#### [WORK TO COMPLETE]
Please output the records below in full, exactly as given, but without the images.

━━ DATA FOR THIS TASK ━━

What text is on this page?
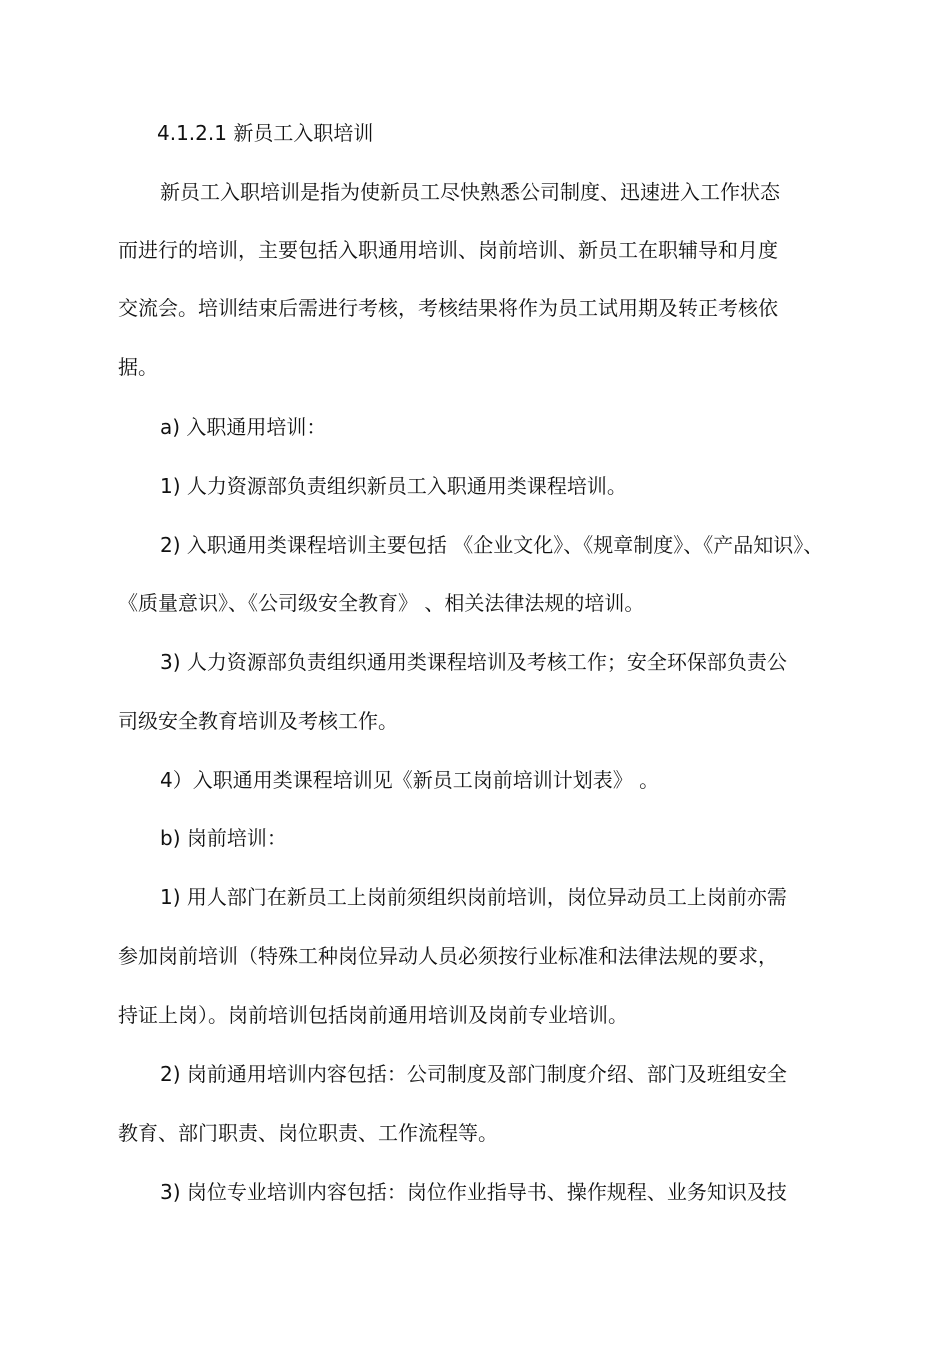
4.1.2.1 新员工入职培训
新员工入职培训是指为使新员工尽快熟悉公司制度、迅速进入工作状态
而进行的培训，主要包括入职通用培训、岗前培训、新员工在职辅导和月度
交流会。培训结束后需进行考核，考核结果将作为员工试用期及转正考核依
据。
a) 入职通用培训：
1) 人力资源部负责组织新员工入职通用类课程培训。
2) 入职通用类课程培训主要包括 《企业文化》、《规章制度》、《产品知识》、
《质量意识》、《公司级安全教育》 、相关法律法规的培训。
3) 人力资源部负责组织通用类课程培训及考核工作；安全环保部负责公
司级安全教育培训及考核工作。
4）入职通用类课程培训见《新员工岗前培训计划表》 。
b) 岗前培训：
1) 用人部门在新员工上岗前须组织岗前培训，岗位异动员工上岗前亦需
参加岗前培训（特殊工种岗位异动人员必须按行业标准和法律法规的要求，
持证上岗）。岗前培训包括岗前通用培训及岗前专业培训。
2) 岗前通用培训内容包括：公司制度及部门制度介绍、部门及班组安全
教育、部门职责、岗位职责、工作流程等。
3) 岗位专业培训内容包括：岗位作业指导书、操作规程、业务知识及技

━━━

#### [ANSWER BELOW]
What text is on this page?
4.1.2.1 新员工入职培训
新员工入职培训是指为使新员工尽快熟悉公司制度、迅速进入工作状态
而进行的培训，主要包括入职通用培训、岗前培训、新员工在职辅导和月度
交流会。培训结束后需进行考核，考核结果将作为员工试用期及转正考核依
据。
a) 入职通用培训：
1) 人力资源部负责组织新员工入职通用类课程培训。
2) 入职通用类课程培训主要包括 《企业文化》、《规章制度》、《产品知识》、
《质量意识》、《公司级安全教育》 、相关法律法规的培训。
3) 人力资源部负责组织通用类课程培训及考核工作；安全环保部负责公
司级安全教育培训及考核工作。
4）入职通用类课程培训见《新员工岗前培训计划表》 。
b) 岗前培训：
1) 用人部门在新员工上岗前须组织岗前培训，岗位异动员工上岗前亦需
参加岗前培训（特殊工种岗位异动人员必须按行业标准和法律法规的要求，
持证上岗）。岗前培训包括岗前通用培训及岗前专业培训。
2) 岗前通用培训内容包括：公司制度及部门制度介绍、部门及班组安全
教育、部门职责、岗位职责、工作流程等。
3) 岗位专业培训内容包括：岗位作业指导书、操作规程、业务知识及技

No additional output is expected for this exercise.